**GIVEN INSTRUCTION:** Repeat every line below exactly, word for word.

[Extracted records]

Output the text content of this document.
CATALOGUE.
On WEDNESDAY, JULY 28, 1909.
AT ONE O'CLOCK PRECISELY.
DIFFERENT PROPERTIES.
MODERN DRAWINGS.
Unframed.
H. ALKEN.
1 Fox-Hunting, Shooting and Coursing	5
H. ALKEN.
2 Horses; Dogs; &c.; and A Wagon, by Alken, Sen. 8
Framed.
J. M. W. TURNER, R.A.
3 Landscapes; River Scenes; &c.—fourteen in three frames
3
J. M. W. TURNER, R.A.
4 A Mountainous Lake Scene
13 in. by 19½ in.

**RIGHT ANSWER:**
Output the text content of this document.
CATALOGUE.
On WEDNESDAY, JULY 28, 1909.
AT ONE O'CLOCK PRECISELY.
DIFFERENT PROPERTIES.
MODERN DRAWINGS.
Unframed.
H. ALKEN.
1 Fox-Hunting, Shooting and Coursing	5
H. ALKEN.
2 Horses; Dogs; &c.; and A Wagon, by Alken, Sen. 8
Framed.
J. M. W. TURNER, R.A.
3 Landscapes; River Scenes; &c.—fourteen in three frames
3
J. M. W. TURNER, R.A.
4 A Mountainous Lake Scene
13 in. by 19½ in.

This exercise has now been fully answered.